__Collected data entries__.
+++

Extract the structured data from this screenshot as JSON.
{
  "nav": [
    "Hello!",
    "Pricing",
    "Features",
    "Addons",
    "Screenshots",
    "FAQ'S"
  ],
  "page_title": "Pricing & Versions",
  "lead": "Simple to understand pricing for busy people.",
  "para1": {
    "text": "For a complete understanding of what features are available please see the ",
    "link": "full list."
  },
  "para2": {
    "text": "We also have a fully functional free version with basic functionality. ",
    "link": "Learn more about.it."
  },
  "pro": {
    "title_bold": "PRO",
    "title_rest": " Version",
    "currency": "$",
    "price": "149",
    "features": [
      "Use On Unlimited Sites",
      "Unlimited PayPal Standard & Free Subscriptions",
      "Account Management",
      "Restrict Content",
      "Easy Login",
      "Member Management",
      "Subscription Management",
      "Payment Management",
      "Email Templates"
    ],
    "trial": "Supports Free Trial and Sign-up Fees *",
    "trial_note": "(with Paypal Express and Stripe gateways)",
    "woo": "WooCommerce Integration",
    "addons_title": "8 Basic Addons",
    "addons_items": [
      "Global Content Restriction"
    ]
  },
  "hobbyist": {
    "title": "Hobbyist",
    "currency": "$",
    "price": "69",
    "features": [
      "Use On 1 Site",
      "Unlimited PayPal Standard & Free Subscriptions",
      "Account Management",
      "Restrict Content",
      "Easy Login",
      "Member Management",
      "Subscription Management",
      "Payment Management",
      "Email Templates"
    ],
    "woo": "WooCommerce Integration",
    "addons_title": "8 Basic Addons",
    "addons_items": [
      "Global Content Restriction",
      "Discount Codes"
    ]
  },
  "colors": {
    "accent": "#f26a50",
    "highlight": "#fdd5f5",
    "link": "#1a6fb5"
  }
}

+++

__Prompt__. Extract, from the listing above, every line where the string "Global" occurs.

__Answer for the task__.
      "Global Content Restriction"
      "Global Content Restriction",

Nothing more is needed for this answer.